> EXERCISE DIRECTIONS
Count the lines in the entries below that contain the string "best", and reply with the number alone.

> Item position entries
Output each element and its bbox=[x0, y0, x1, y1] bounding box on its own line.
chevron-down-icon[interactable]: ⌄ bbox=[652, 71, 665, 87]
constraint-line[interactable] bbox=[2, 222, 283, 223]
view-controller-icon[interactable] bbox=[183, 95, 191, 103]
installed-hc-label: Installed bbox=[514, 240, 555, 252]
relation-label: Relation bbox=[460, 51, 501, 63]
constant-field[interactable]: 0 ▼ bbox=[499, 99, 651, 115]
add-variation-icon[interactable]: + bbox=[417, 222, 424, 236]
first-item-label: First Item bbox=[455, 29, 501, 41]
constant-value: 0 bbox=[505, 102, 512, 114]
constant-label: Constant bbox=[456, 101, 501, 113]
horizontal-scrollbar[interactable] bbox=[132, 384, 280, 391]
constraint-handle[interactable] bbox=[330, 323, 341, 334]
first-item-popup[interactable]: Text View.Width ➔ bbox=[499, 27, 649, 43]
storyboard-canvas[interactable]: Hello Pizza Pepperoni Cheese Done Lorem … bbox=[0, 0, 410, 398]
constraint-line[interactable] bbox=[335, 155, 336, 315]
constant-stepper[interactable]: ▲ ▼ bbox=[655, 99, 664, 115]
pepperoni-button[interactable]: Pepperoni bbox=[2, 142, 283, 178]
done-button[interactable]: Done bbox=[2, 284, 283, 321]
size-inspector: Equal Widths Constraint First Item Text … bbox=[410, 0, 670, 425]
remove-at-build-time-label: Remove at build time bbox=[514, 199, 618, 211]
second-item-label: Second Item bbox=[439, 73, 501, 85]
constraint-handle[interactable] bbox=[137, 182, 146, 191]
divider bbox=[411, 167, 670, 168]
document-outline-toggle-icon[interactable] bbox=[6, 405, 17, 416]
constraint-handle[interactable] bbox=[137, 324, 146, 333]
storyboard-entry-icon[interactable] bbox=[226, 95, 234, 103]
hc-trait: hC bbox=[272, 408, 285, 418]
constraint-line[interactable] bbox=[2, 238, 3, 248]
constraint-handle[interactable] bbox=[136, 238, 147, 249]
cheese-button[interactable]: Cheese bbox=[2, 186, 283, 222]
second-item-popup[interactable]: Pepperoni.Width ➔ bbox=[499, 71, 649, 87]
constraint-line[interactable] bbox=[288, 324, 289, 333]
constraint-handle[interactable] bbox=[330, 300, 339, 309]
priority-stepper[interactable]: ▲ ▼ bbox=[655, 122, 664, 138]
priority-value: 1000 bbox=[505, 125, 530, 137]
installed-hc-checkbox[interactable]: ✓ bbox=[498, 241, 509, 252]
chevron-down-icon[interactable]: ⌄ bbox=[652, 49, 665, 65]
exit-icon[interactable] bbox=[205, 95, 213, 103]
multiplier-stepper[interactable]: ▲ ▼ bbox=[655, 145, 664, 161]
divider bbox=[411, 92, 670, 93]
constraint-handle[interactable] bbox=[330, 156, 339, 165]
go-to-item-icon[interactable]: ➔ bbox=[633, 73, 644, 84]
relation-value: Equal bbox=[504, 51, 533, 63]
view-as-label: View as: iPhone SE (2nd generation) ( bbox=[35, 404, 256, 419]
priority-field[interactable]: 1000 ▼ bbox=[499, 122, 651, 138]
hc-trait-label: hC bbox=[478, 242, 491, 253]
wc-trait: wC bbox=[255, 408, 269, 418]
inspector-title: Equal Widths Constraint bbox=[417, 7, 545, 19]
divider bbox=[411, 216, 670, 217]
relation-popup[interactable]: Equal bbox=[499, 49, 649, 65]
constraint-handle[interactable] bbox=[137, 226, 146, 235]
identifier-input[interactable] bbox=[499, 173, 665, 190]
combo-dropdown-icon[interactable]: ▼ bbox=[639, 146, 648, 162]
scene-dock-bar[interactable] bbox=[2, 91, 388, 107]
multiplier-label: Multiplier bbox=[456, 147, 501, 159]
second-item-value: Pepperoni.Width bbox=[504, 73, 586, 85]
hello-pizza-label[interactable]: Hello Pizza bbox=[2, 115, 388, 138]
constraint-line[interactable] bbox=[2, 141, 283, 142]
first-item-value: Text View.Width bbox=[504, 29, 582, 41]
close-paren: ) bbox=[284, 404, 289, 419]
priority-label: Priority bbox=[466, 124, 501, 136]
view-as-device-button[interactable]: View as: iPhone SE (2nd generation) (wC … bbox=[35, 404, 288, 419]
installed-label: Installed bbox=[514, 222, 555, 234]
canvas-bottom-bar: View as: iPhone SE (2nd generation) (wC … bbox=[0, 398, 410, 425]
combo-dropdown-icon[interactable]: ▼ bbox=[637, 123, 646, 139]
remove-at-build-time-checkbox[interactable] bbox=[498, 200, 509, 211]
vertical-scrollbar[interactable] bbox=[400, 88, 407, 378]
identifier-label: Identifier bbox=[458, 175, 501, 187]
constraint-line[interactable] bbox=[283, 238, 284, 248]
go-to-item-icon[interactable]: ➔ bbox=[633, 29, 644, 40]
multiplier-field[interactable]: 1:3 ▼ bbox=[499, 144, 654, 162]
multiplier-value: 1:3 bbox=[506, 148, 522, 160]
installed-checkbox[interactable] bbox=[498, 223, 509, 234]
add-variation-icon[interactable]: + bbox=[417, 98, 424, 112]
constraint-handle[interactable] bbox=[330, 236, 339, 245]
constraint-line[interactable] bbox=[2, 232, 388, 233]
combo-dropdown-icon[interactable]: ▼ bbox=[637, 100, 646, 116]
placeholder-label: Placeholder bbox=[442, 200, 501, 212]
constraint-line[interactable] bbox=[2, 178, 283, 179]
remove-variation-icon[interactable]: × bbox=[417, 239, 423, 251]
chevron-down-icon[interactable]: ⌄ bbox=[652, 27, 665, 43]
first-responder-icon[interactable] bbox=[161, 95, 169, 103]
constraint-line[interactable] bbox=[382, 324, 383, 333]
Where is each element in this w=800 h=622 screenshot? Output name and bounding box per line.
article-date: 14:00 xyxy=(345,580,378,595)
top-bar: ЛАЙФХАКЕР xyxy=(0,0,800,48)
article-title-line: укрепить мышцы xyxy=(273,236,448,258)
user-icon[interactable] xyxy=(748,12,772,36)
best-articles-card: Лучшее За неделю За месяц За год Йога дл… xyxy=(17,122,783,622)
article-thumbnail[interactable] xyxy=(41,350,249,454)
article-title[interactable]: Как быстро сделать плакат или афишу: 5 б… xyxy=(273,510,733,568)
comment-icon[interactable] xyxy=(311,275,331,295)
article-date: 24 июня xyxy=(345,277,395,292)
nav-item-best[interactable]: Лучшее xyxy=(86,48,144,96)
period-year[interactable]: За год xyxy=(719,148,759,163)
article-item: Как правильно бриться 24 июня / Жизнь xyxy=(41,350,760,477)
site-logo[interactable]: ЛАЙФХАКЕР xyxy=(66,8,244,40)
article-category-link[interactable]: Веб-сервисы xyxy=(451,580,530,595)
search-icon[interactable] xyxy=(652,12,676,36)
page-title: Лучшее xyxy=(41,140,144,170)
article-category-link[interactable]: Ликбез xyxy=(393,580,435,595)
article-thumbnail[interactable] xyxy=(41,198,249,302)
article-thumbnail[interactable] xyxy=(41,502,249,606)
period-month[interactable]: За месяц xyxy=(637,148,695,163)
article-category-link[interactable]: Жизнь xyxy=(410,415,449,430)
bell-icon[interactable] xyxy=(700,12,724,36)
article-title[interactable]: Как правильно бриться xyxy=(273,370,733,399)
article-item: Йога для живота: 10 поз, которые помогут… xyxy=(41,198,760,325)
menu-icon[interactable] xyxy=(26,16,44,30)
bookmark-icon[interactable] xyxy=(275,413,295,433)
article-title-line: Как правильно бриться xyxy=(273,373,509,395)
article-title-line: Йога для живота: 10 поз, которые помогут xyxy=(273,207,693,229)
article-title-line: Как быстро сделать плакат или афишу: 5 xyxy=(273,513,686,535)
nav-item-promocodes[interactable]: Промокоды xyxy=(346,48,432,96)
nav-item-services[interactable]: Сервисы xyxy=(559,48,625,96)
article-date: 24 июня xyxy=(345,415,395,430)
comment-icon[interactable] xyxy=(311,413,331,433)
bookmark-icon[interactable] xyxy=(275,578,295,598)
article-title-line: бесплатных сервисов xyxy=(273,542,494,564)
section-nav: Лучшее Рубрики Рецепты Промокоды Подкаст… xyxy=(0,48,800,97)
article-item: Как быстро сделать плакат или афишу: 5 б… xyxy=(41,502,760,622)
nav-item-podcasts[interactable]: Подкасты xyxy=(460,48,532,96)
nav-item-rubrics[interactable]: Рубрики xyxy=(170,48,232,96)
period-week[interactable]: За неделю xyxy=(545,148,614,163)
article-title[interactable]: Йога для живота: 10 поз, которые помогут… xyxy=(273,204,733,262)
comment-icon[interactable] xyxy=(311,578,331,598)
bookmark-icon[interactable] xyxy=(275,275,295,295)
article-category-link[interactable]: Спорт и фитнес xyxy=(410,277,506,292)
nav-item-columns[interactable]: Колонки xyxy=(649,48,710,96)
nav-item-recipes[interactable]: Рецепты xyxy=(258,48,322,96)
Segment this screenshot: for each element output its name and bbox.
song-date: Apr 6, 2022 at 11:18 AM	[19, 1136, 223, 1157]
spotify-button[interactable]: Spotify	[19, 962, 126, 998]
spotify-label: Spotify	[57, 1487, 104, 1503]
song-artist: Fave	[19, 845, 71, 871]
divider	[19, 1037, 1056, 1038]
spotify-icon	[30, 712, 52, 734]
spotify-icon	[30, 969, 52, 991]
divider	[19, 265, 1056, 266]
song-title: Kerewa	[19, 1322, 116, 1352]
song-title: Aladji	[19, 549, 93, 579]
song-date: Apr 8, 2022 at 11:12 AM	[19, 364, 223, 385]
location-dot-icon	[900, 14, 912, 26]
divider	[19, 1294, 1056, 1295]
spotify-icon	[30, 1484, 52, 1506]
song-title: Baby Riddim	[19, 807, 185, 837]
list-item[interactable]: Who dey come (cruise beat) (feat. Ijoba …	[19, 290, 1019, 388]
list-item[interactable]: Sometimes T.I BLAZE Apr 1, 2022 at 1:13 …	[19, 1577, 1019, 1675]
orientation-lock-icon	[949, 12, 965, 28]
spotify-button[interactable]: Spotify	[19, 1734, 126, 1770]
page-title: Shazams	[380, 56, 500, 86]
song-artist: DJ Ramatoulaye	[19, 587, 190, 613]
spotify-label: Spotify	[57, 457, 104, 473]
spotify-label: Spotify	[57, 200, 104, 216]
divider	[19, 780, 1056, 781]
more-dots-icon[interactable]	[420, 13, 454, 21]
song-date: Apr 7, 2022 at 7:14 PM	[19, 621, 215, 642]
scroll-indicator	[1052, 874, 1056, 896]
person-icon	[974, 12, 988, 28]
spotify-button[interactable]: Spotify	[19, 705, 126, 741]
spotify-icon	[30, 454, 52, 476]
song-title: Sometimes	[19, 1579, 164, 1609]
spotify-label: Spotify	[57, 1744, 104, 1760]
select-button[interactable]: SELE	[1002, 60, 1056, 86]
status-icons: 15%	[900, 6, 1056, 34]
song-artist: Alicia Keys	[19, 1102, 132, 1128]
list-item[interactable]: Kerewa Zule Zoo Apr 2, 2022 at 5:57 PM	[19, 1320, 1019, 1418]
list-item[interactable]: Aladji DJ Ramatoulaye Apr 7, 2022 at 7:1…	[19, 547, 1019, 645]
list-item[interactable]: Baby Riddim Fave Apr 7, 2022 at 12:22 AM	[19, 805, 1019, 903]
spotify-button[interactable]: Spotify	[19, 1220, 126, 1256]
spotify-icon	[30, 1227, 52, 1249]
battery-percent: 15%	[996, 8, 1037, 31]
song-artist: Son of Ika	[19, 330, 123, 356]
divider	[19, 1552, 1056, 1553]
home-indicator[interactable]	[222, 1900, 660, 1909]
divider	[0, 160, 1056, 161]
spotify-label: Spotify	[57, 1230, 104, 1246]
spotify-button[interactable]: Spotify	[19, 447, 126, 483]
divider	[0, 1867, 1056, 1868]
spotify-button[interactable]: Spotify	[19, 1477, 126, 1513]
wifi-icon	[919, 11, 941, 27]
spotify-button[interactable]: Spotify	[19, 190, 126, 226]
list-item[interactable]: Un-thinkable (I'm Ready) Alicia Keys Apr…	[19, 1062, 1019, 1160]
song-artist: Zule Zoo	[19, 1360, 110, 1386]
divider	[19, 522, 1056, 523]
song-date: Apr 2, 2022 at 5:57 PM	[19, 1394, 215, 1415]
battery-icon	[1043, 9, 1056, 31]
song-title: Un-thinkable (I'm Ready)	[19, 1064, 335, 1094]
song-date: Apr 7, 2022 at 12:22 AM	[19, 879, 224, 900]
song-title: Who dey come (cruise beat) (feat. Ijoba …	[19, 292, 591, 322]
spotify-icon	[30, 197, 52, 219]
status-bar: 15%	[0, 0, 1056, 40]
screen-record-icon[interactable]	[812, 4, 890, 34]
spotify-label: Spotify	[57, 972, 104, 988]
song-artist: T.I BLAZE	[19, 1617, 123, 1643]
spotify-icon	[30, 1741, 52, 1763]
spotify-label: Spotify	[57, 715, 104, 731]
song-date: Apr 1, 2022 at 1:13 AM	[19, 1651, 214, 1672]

> EXERCISE RESULT
2